— EXERCISE —
Lines containing the word "name" are the ones to copy from the records below.
==== THE INPUT
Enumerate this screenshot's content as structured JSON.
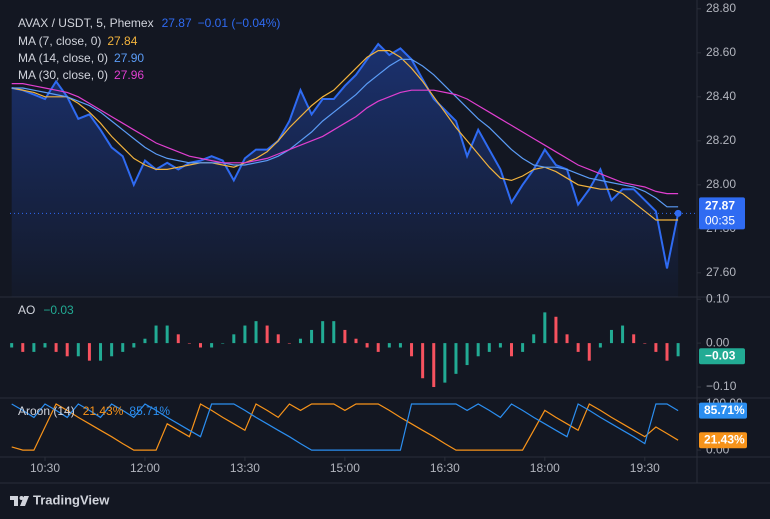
{
  "chart_data": [
    {
      "type": "line",
      "title": "AVAX / USDT, 5, Phemex",
      "change": "−0.01 (−0.04%)",
      "countdown": "00:35",
      "x": [
        600,
        610,
        620,
        630,
        640,
        650,
        660,
        670,
        680,
        690,
        700,
        710,
        720,
        730,
        740,
        750,
        760,
        770,
        780,
        790,
        800,
        810,
        820,
        830,
        840,
        850,
        860,
        870,
        880,
        890,
        900,
        910,
        920,
        930,
        940,
        950,
        960,
        970,
        980,
        990,
        1000,
        1010,
        1020,
        1030,
        1040,
        1050,
        1060,
        1070,
        1080,
        1090,
        1100,
        1110,
        1120,
        1130,
        1140,
        1150,
        1160,
        1170,
        1180,
        1190,
        1200
      ],
      "xlim": [
        598.5,
        1217
      ],
      "ylim": [
        27.49,
        28.84
      ],
      "yticks": [
        {
          "value": 27.6,
          "label": "27.60"
        },
        {
          "value": 27.8,
          "label": "27.80"
        },
        {
          "value": 28.0,
          "label": "28.00"
        },
        {
          "value": 28.2,
          "label": "28.20"
        },
        {
          "value": 28.4,
          "label": "28.40"
        },
        {
          "value": 28.6,
          "label": "28.60"
        },
        {
          "value": 28.8,
          "label": "28.80"
        }
      ],
      "last_line": true,
      "series": [
        {
          "color": "#2f6bf2",
          "area": true,
          "values": [
            28.44,
            28.43,
            28.41,
            28.39,
            28.47,
            28.4,
            28.3,
            28.32,
            28.25,
            28.17,
            28.13,
            28.0,
            28.11,
            28.07,
            28.1,
            28.07,
            28.1,
            28.11,
            28.13,
            28.11,
            28.02,
            28.12,
            28.16,
            28.16,
            28.2,
            28.29,
            28.43,
            28.32,
            28.39,
            28.39,
            28.45,
            28.5,
            28.57,
            28.64,
            28.59,
            28.62,
            28.57,
            28.48,
            28.39,
            28.34,
            28.29,
            28.13,
            28.25,
            28.16,
            28.07,
            27.92,
            28.0,
            28.07,
            28.16,
            28.09,
            28.07,
            27.91,
            27.98,
            28.07,
            27.93,
            27.98,
            27.98,
            27.93,
            27.88,
            27.62,
            27.87
          ]
        },
        {
          "name": "MA (7, close, 0)",
          "legend_value": "27.84",
          "color": "#f2b33d",
          "values": [
            28.44,
            28.43,
            28.42,
            28.4,
            28.4,
            28.4,
            28.37,
            28.33,
            28.28,
            28.22,
            28.17,
            28.12,
            28.09,
            28.07,
            28.07,
            28.08,
            28.09,
            28.1,
            28.1,
            28.09,
            28.08,
            28.1,
            28.12,
            28.15,
            28.2,
            28.26,
            28.31,
            28.36,
            28.4,
            28.43,
            28.48,
            28.53,
            28.58,
            28.61,
            28.61,
            28.58,
            28.53,
            28.47,
            28.4,
            28.33,
            28.26,
            28.2,
            28.14,
            28.08,
            28.03,
            28.02,
            28.04,
            28.07,
            28.08,
            28.06,
            28.03,
            28.0,
            27.99,
            27.98,
            27.98,
            27.96,
            27.92,
            27.88,
            27.84,
            27.84,
            27.84
          ]
        },
        {
          "name": "MA (14, close, 0)",
          "legend_value": "27.90",
          "color": "#5b9cf6",
          "values": [
            28.44,
            28.44,
            28.43,
            28.42,
            28.41,
            28.4,
            28.38,
            28.36,
            28.33,
            28.29,
            28.25,
            28.21,
            28.17,
            28.14,
            28.12,
            28.11,
            28.1,
            28.1,
            28.1,
            28.1,
            28.09,
            28.09,
            28.1,
            28.11,
            28.13,
            28.16,
            28.2,
            28.24,
            28.29,
            28.33,
            28.37,
            28.41,
            28.46,
            28.5,
            28.54,
            28.57,
            28.57,
            28.54,
            28.5,
            28.45,
            28.4,
            28.35,
            28.3,
            28.26,
            28.21,
            28.16,
            28.12,
            28.09,
            28.08,
            28.08,
            28.07,
            28.05,
            28.03,
            28.02,
            28.01,
            28.0,
            27.99,
            27.97,
            27.94,
            27.9,
            27.9
          ]
        },
        {
          "name": "MA (30, close, 0)",
          "legend_value": "27.96",
          "color": "#e03fd0",
          "values": [
            28.46,
            28.46,
            28.45,
            28.44,
            28.43,
            28.42,
            28.4,
            28.37,
            28.34,
            28.31,
            28.28,
            28.25,
            28.22,
            28.19,
            28.17,
            28.15,
            28.13,
            28.12,
            28.11,
            28.1,
            28.1,
            28.1,
            28.11,
            28.12,
            28.14,
            28.16,
            28.18,
            28.2,
            28.22,
            28.25,
            28.28,
            28.31,
            28.35,
            28.38,
            28.4,
            28.42,
            28.43,
            28.43,
            28.43,
            28.42,
            28.41,
            28.39,
            28.36,
            28.33,
            28.3,
            28.27,
            28.24,
            28.21,
            28.18,
            28.15,
            28.12,
            28.09,
            28.07,
            28.05,
            28.03,
            28.01,
            28.0,
            27.99,
            27.97,
            27.96,
            27.96
          ]
        }
      ]
    },
    {
      "type": "bar",
      "title": "AO",
      "legend_value": "−0.03",
      "up_color": "#22ab94",
      "down_color": "#f7525f",
      "x": [
        600,
        610,
        620,
        630,
        640,
        650,
        660,
        670,
        680,
        690,
        700,
        710,
        720,
        730,
        740,
        750,
        760,
        770,
        780,
        790,
        800,
        810,
        820,
        830,
        840,
        850,
        860,
        870,
        880,
        890,
        900,
        910,
        920,
        930,
        940,
        950,
        960,
        970,
        980,
        990,
        1000,
        1010,
        1020,
        1030,
        1040,
        1050,
        1060,
        1070,
        1080,
        1090,
        1100,
        1110,
        1120,
        1130,
        1140,
        1150,
        1160,
        1170,
        1180,
        1190,
        1200
      ],
      "xlim": [
        598.5,
        1217
      ],
      "ylim": [
        -0.125,
        0.105
      ],
      "yticks": [
        {
          "value": -0.1,
          "label": "−0.10"
        },
        {
          "value": 0,
          "label": "0.00"
        },
        {
          "value": 0.1,
          "label": "0.10"
        }
      ],
      "values": [
        -0.01,
        -0.02,
        -0.02,
        -0.01,
        -0.02,
        -0.03,
        -0.03,
        -0.04,
        -0.04,
        -0.03,
        -0.02,
        -0.01,
        0.01,
        0.04,
        0.04,
        0.02,
        0.0,
        -0.01,
        -0.01,
        0.0,
        0.02,
        0.04,
        0.05,
        0.04,
        0.02,
        0.0,
        0.01,
        0.03,
        0.05,
        0.05,
        0.03,
        0.01,
        -0.01,
        -0.02,
        -0.01,
        -0.01,
        -0.03,
        -0.08,
        -0.1,
        -0.09,
        -0.07,
        -0.05,
        -0.03,
        -0.02,
        -0.01,
        -0.03,
        -0.02,
        0.02,
        0.07,
        0.06,
        0.02,
        -0.02,
        -0.04,
        -0.01,
        0.03,
        0.04,
        0.02,
        0.0,
        -0.02,
        -0.04,
        -0.03
      ]
    },
    {
      "type": "line",
      "title": "Aroon (14)",
      "x": [
        600,
        610,
        620,
        630,
        640,
        650,
        660,
        670,
        680,
        690,
        700,
        710,
        720,
        730,
        740,
        750,
        760,
        770,
        780,
        790,
        800,
        810,
        820,
        830,
        840,
        850,
        860,
        870,
        880,
        890,
        900,
        910,
        920,
        930,
        940,
        950,
        960,
        970,
        980,
        990,
        1000,
        1010,
        1020,
        1030,
        1040,
        1050,
        1060,
        1070,
        1080,
        1090,
        1100,
        1110,
        1120,
        1130,
        1140,
        1150,
        1160,
        1170,
        1180,
        1190,
        1200
      ],
      "xlim": [
        598.5,
        1217
      ],
      "ylim": [
        -15,
        113
      ],
      "yticks": [
        {
          "value": 0,
          "label": "0.00"
        },
        {
          "value": 100,
          "label": "100.00"
        }
      ],
      "xticks": [
        {
          "value": 630,
          "label": "10:30"
        },
        {
          "value": 720,
          "label": "12:00"
        },
        {
          "value": 810,
          "label": "13:30"
        },
        {
          "value": 900,
          "label": "15:00"
        },
        {
          "value": 990,
          "label": "16:30"
        },
        {
          "value": 1080,
          "label": "18:00"
        },
        {
          "value": 1170,
          "label": "19:30"
        }
      ],
      "series": [
        {
          "legend_value": "21.43%",
          "color": "#f7931a",
          "values": [
            7,
            0,
            0,
            50,
            100,
            86,
            71,
            57,
            43,
            29,
            14,
            0,
            0,
            0,
            57,
            43,
            29,
            100,
            86,
            71,
            57,
            43,
            100,
            86,
            71,
            100,
            86,
            100,
            100,
            100,
            86,
            100,
            100,
            100,
            86,
            71,
            57,
            43,
            29,
            14,
            0,
            0,
            0,
            0,
            0,
            0,
            0,
            43,
            86,
            71,
            57,
            43,
            100,
            86,
            71,
            57,
            43,
            29,
            50,
            36,
            21.43
          ]
        },
        {
          "legend_value": "85.71%",
          "color": "#2b8ef0",
          "values": [
            100,
            86,
            71,
            100,
            86,
            71,
            100,
            86,
            71,
            100,
            86,
            71,
            100,
            86,
            71,
            57,
            43,
            29,
            100,
            100,
            100,
            86,
            71,
            57,
            43,
            29,
            14,
            0,
            0,
            0,
            0,
            0,
            0,
            0,
            0,
            0,
            100,
            100,
            100,
            100,
            100,
            86,
            100,
            86,
            71,
            100,
            86,
            71,
            57,
            43,
            29,
            100,
            86,
            71,
            57,
            43,
            29,
            14,
            100,
            100,
            85.71
          ]
        }
      ]
    }
  ],
  "footer": {
    "brand": "TradingView"
  }
}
========
— WRITTEN REPLY —
          "name": "MA (7, close, 0)",
          "name": "MA (14, close, 0)",
          "name": "MA (30, close, 0)",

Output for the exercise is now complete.